── TASK DATA
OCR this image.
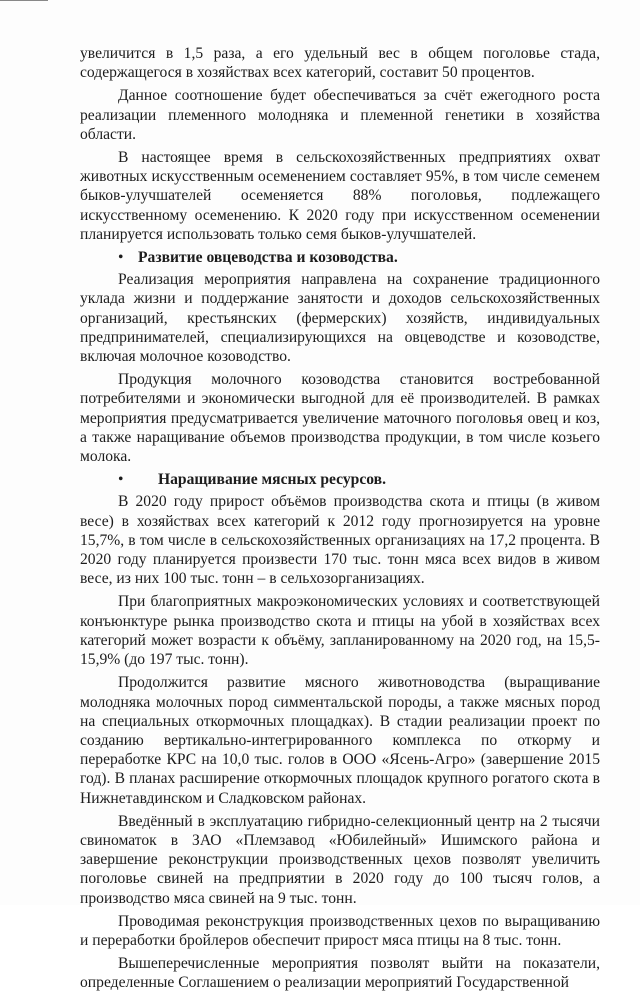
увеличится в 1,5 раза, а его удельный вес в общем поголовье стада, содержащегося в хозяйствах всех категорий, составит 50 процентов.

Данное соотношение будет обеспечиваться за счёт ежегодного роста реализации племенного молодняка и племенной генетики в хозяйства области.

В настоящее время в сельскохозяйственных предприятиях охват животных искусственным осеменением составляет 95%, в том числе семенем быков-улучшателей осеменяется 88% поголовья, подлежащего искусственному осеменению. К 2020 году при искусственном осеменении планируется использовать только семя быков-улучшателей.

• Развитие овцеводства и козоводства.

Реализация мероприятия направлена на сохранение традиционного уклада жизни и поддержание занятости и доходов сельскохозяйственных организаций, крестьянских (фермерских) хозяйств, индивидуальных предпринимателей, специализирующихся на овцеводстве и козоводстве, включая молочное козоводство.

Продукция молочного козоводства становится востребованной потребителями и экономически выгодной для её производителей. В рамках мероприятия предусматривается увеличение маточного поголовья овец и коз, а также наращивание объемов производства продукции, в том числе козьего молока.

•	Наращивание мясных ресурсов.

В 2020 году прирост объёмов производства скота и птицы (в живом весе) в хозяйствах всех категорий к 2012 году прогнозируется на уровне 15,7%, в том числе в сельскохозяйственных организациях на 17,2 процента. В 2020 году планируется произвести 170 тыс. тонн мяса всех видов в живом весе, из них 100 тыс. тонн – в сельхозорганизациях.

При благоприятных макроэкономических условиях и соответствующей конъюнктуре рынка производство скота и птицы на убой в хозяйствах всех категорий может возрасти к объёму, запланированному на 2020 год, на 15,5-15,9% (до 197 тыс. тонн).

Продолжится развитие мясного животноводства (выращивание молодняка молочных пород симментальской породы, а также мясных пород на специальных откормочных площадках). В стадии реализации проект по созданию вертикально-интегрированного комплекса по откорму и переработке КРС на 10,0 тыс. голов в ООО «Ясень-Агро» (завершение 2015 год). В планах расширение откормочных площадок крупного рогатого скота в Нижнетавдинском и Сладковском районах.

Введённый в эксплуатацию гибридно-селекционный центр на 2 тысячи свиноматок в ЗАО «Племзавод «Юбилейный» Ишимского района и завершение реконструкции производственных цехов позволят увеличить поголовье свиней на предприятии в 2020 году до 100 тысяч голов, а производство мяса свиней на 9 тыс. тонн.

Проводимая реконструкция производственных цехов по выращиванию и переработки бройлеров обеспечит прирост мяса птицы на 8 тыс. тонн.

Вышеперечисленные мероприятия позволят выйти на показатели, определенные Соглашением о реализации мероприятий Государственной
────
── TASK DATA
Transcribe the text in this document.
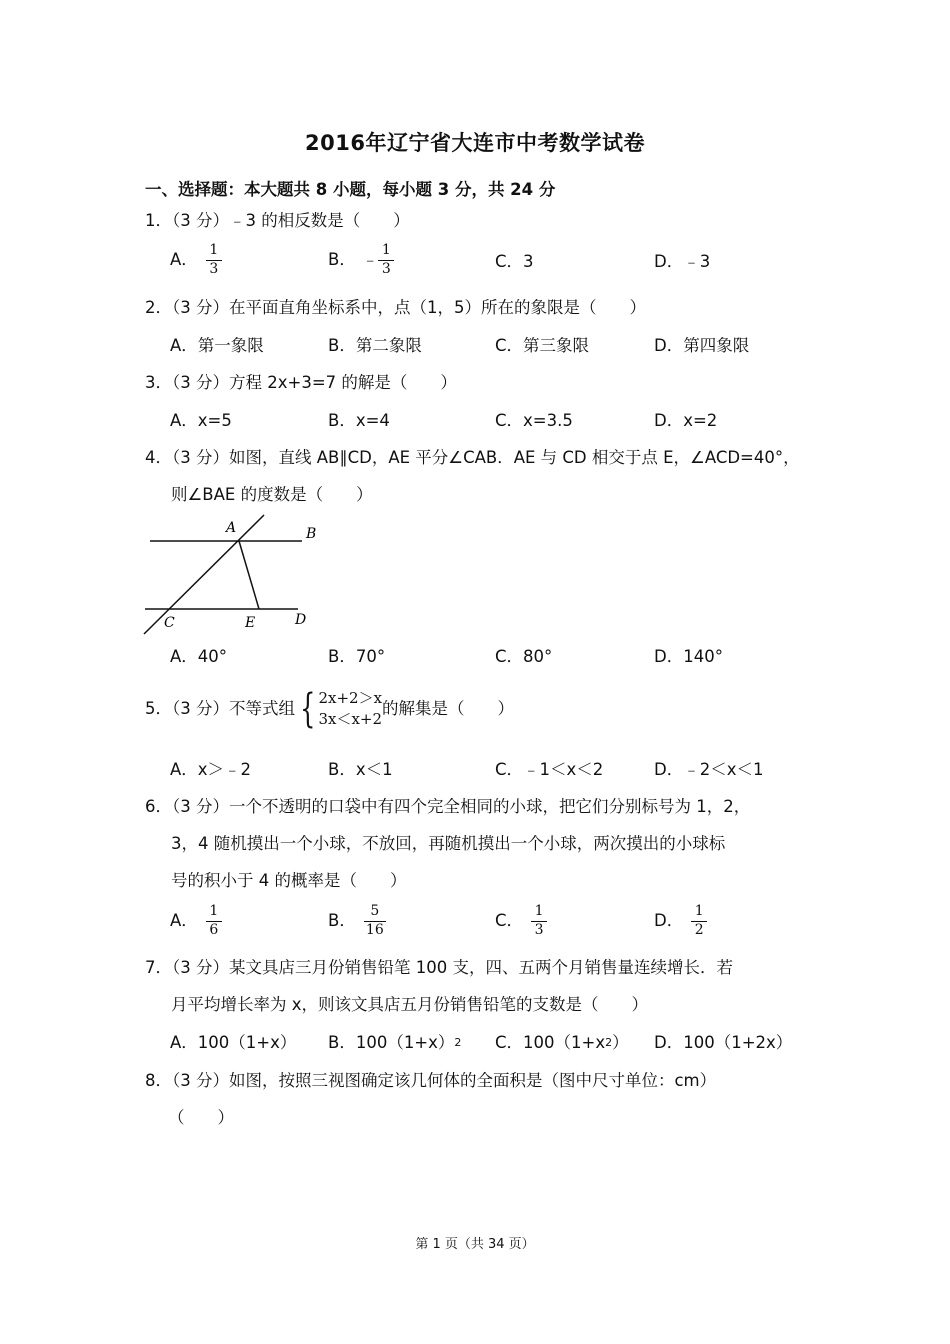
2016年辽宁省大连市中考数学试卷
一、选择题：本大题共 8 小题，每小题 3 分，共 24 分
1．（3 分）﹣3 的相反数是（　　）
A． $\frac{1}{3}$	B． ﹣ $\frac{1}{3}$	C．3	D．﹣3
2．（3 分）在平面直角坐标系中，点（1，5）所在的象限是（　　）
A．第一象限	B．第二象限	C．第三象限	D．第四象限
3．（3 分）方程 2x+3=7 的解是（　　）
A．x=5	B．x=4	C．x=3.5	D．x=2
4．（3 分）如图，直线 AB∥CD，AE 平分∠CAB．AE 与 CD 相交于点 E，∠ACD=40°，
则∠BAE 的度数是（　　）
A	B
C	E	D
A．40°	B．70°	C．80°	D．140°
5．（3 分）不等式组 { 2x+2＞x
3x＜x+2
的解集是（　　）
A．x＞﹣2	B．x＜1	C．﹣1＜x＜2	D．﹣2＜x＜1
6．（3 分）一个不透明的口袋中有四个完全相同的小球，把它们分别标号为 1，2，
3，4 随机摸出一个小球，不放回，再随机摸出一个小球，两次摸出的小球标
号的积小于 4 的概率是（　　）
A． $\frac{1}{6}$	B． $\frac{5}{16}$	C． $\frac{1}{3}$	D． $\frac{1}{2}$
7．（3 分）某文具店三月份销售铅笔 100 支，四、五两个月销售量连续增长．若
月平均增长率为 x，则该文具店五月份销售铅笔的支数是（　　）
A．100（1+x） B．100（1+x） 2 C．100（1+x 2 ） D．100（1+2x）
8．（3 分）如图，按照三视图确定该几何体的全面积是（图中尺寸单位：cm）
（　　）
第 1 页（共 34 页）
────
» WHAT THE EXERCISE ASKS: Using the data above, copy each line that contains "сельскохозяйственных".

» EXERCISE RESPONSE:
В настоящее время в сельскохозяйственных предприятиях охват животных искусственным осеменением составляет 95%, в том числе семенем быков-улучшателей осеменяется 88% поголовья, подлежащего искусственному осеменению. К 2020 году при искусственном осеменении планируется использовать только семя быков-улучшателей.
Реализация мероприятия направлена на сохранение традиционного уклада жизни и поддержание занятости и доходов сельскохозяйственных организаций, крестьянских (фермерских) хозяйств, индивидуальных предпринимателей, специализирующихся на овцеводстве и козоводстве, включая молочное козоводство.
В 2020 году прирост объёмов производства скота и птицы (в живом весе) в хозяйствах всех категорий к 2012 году прогнозируется на уровне 15,7%, в том числе в сельскохозяйственных организациях на 17,2 процента. В 2020 году планируется произвести 170 тыс. тонн мяса всех видов в живом весе, из них 100 тыс. тонн – в сельхозорганизациях.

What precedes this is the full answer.